* **WRITTEN EXERCISE**: Go through the records and give each one again exactly.

Stored data
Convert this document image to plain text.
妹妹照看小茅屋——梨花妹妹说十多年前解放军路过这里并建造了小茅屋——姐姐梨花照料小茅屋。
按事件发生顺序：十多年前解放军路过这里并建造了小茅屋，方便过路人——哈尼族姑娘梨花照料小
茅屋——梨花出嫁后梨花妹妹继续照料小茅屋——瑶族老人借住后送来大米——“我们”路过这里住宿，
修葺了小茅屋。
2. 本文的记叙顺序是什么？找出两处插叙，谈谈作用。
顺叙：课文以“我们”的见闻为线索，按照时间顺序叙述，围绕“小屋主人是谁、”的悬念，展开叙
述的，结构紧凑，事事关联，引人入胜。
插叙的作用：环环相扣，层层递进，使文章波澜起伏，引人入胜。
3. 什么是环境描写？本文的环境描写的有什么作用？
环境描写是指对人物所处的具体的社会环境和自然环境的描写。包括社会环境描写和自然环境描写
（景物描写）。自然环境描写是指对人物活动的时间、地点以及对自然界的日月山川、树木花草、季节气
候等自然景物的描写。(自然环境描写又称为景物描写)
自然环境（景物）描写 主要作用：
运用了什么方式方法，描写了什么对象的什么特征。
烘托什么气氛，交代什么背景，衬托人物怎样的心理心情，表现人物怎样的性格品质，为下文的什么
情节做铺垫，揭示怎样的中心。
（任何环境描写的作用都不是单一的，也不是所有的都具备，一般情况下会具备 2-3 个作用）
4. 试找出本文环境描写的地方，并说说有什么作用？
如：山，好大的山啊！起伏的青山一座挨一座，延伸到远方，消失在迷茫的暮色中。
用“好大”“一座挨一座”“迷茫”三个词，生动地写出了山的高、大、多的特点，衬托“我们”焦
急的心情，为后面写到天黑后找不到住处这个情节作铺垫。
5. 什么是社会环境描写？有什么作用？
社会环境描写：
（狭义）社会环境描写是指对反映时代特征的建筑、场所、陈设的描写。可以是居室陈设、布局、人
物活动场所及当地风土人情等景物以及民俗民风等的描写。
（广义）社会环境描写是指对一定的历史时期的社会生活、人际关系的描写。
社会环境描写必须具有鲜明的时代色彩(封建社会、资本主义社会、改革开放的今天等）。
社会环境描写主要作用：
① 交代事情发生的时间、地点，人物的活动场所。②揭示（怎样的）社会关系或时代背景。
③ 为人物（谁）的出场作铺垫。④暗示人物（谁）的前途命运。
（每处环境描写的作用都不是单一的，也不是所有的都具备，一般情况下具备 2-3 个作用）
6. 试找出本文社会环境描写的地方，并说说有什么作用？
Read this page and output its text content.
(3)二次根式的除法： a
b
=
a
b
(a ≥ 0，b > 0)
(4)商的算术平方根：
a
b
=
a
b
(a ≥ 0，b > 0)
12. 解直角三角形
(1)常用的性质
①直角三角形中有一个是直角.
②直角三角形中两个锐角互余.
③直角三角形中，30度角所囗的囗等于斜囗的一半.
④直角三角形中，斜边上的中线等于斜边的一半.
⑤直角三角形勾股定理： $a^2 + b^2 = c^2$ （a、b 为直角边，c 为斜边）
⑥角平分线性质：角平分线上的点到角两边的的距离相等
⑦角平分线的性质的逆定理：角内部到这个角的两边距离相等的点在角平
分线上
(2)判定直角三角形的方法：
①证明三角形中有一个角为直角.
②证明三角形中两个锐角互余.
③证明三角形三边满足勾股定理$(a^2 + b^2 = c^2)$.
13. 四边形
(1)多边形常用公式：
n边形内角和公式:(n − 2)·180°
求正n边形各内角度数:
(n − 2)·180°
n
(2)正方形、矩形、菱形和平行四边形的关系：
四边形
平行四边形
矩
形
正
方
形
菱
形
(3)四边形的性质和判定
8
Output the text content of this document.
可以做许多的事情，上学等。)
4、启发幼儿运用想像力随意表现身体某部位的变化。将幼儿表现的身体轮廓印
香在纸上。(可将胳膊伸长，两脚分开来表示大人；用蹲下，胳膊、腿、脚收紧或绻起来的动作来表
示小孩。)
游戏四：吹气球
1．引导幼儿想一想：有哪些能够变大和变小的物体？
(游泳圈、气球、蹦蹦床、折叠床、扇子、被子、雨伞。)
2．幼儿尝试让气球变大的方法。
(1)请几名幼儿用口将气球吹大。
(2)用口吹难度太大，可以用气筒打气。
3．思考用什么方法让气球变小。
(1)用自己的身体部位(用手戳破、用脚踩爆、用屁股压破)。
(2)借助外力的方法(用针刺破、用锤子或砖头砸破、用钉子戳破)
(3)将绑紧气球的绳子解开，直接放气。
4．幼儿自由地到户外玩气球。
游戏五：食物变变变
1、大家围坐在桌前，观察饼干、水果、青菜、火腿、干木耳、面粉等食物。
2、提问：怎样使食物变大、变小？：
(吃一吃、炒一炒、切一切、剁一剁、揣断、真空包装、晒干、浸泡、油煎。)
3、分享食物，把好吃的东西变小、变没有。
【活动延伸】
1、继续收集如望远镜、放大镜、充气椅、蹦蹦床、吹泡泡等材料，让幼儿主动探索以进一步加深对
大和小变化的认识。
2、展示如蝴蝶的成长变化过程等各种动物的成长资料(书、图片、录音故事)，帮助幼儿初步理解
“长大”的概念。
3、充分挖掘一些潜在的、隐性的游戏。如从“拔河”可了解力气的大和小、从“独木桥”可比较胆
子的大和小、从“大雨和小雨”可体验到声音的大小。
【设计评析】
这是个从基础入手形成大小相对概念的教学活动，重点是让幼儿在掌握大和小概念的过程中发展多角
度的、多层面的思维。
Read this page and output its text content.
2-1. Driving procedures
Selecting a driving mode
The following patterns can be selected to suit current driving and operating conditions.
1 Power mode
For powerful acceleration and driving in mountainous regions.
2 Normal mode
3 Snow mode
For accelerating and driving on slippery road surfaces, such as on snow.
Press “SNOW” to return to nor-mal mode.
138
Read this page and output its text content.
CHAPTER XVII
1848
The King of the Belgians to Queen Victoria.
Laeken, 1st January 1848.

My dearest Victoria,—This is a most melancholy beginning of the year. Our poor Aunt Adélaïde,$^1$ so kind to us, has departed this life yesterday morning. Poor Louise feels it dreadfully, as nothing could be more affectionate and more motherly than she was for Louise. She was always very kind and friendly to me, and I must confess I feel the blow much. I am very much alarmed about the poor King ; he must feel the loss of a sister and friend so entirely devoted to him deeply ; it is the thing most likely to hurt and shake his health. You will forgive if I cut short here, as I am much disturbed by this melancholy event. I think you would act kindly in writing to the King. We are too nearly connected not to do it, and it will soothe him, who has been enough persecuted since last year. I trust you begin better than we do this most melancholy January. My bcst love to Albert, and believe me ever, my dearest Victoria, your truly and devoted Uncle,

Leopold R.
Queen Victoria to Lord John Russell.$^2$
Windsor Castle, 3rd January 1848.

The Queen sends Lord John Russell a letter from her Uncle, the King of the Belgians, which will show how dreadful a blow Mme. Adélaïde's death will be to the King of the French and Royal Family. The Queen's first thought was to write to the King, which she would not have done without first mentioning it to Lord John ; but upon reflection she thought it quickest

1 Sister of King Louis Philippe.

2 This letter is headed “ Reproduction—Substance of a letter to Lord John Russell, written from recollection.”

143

* **FULL OUTPUT**:
Convert this document image to plain text.
妹妹照看小茅屋——梨花妹妹说十多年前解放军路过这里并建造了小茅屋——姐姐梨花照料小茅屋。
按事件发生顺序：十多年前解放军路过这里并建造了小茅屋，方便过路人——哈尼族姑娘梨花照料小
茅屋——梨花出嫁后梨花妹妹继续照料小茅屋——瑶族老人借住后送来大米——“我们”路过这里住宿，
修葺了小茅屋。
2. 本文的记叙顺序是什么？找出两处插叙，谈谈作用。
顺叙：课文以“我们”的见闻为线索，按照时间顺序叙述，围绕“小屋主人是谁、”的悬念，展开叙
述的，结构紧凑，事事关联，引人入胜。
插叙的作用：环环相扣，层层递进，使文章波澜起伏，引人入胜。
3. 什么是环境描写？本文的环境描写的有什么作用？
环境描写是指对人物所处的具体的社会环境和自然环境的描写。包括社会环境描写和自然环境描写
（景物描写）。自然环境描写是指对人物活动的时间、地点以及对自然界的日月山川、树木花草、季节气
候等自然景物的描写。(自然环境描写又称为景物描写)
自然环境（景物）描写 主要作用：
运用了什么方式方法，描写了什么对象的什么特征。
烘托什么气氛，交代什么背景，衬托人物怎样的心理心情，表现人物怎样的性格品质，为下文的什么
情节做铺垫，揭示怎样的中心。
（任何环境描写的作用都不是单一的，也不是所有的都具备，一般情况下会具备 2-3 个作用）
4. 试找出本文环境描写的地方，并说说有什么作用？
如：山，好大的山啊！起伏的青山一座挨一座，延伸到远方，消失在迷茫的暮色中。
用“好大”“一座挨一座”“迷茫”三个词，生动地写出了山的高、大、多的特点，衬托“我们”焦
急的心情，为后面写到天黑后找不到住处这个情节作铺垫。
5. 什么是社会环境描写？有什么作用？
社会环境描写：
（狭义）社会环境描写是指对反映时代特征的建筑、场所、陈设的描写。可以是居室陈设、布局、人
物活动场所及当地风土人情等景物以及民俗民风等的描写。
（广义）社会环境描写是指对一定的历史时期的社会生活、人际关系的描写。
社会环境描写必须具有鲜明的时代色彩(封建社会、资本主义社会、改革开放的今天等）。
社会环境描写主要作用：
① 交代事情发生的时间、地点，人物的活动场所。②揭示（怎样的）社会关系或时代背景。
③ 为人物（谁）的出场作铺垫。④暗示人物（谁）的前途命运。
（每处环境描写的作用都不是单一的，也不是所有的都具备，一般情况下具备 2-3 个作用）
6. 试找出本文社会环境描写的地方，并说说有什么作用？
Read this page and output its text content.
(3)二次根式的除法： a
b
=
a
b
(a ≥ 0，b > 0)
(4)商的算术平方根：
a
b
=
a
b
(a ≥ 0，b > 0)
12. 解直角三角形
(1)常用的性质
①直角三角形中有一个是直角.
②直角三角形中两个锐角互余.
③直角三角形中，30度角所囗的囗等于斜囗的一半.
④直角三角形中，斜边上的中线等于斜边的一半.
⑤直角三角形勾股定理： $a^2 + b^2 = c^2$ （a、b 为直角边，c 为斜边）
⑥角平分线性质：角平分线上的点到角两边的的距离相等
⑦角平分线的性质的逆定理：角内部到这个角的两边距离相等的点在角平
分线上
(2)判定直角三角形的方法：
①证明三角形中有一个角为直角.
②证明三角形中两个锐角互余.
③证明三角形三边满足勾股定理$(a^2 + b^2 = c^2)$.
13. 四边形
(1)多边形常用公式：
n边形内角和公式:(n − 2)·180°
求正n边形各内角度数:
(n − 2)·180°
n
(2)正方形、矩形、菱形和平行四边形的关系：
四边形
平行四边形
矩
形
正
方
形
菱
形
(3)四边形的性质和判定
8
Output the text content of this document.
可以做许多的事情，上学等。)
4、启发幼儿运用想像力随意表现身体某部位的变化。将幼儿表现的身体轮廓印
香在纸上。(可将胳膊伸长，两脚分开来表示大人；用蹲下，胳膊、腿、脚收紧或绻起来的动作来表
示小孩。)
游戏四：吹气球
1．引导幼儿想一想：有哪些能够变大和变小的物体？
(游泳圈、气球、蹦蹦床、折叠床、扇子、被子、雨伞。)
2．幼儿尝试让气球变大的方法。
(1)请几名幼儿用口将气球吹大。
(2)用口吹难度太大，可以用气筒打气。
3．思考用什么方法让气球变小。
(1)用自己的身体部位(用手戳破、用脚踩爆、用屁股压破)。
(2)借助外力的方法(用针刺破、用锤子或砖头砸破、用钉子戳破)
(3)将绑紧气球的绳子解开，直接放气。
4．幼儿自由地到户外玩气球。
游戏五：食物变变变
1、大家围坐在桌前，观察饼干、水果、青菜、火腿、干木耳、面粉等食物。
2、提问：怎样使食物变大、变小？：
(吃一吃、炒一炒、切一切、剁一剁、揣断、真空包装、晒干、浸泡、油煎。)
3、分享食物，把好吃的东西变小、变没有。
【活动延伸】
1、继续收集如望远镜、放大镜、充气椅、蹦蹦床、吹泡泡等材料，让幼儿主动探索以进一步加深对
大和小变化的认识。
2、展示如蝴蝶的成长变化过程等各种动物的成长资料(书、图片、录音故事)，帮助幼儿初步理解
“长大”的概念。
3、充分挖掘一些潜在的、隐性的游戏。如从“拔河”可了解力气的大和小、从“独木桥”可比较胆
子的大和小、从“大雨和小雨”可体验到声音的大小。
【设计评析】
这是个从基础入手形成大小相对概念的教学活动，重点是让幼儿在掌握大和小概念的过程中发展多角
度的、多层面的思维。
Read this page and output its text content.
2-1. Driving procedures
Selecting a driving mode
The following patterns can be selected to suit current driving and operating conditions.
1 Power mode
For powerful acceleration and driving in mountainous regions.
2 Normal mode
3 Snow mode
For accelerating and driving on slippery road surfaces, such as on snow.
Press “SNOW” to return to nor-mal mode.
138
Read this page and output its text content.
CHAPTER XVII
1848
The King of the Belgians to Queen Victoria.
Laeken, 1st January 1848.

My dearest Victoria,—This is a most melancholy beginning of the year. Our poor Aunt Adélaïde,$^1$ so kind to us, has departed this life yesterday morning. Poor Louise feels it dreadfully, as nothing could be more affectionate and more motherly than she was for Louise. She was always very kind and friendly to me, and I must confess I feel the blow much. I am very much alarmed about the poor King ; he must feel the loss of a sister and friend so entirely devoted to him deeply ; it is the thing most likely to hurt and shake his health. You will forgive if I cut short here, as I am much disturbed by this melancholy event. I think you would act kindly in writing to the King. We are too nearly connected not to do it, and it will soothe him, who has been enough persecuted since last year. I trust you begin better than we do this most melancholy January. My bcst love to Albert, and believe me ever, my dearest Victoria, your truly and devoted Uncle,

Leopold R.
Queen Victoria to Lord John Russell.$^2$
Windsor Castle, 3rd January 1848.

The Queen sends Lord John Russell a letter from her Uncle, the King of the Belgians, which will show how dreadful a blow Mme. Adélaïde's death will be to the King of the French and Royal Family. The Queen's first thought was to write to the King, which she would not have done without first mentioning it to Lord John ; but upon reflection she thought it quickest

1 Sister of King Louis Philippe.

2 This letter is headed “ Reproduction—Substance of a letter to Lord John Russell, written from recollection.”

143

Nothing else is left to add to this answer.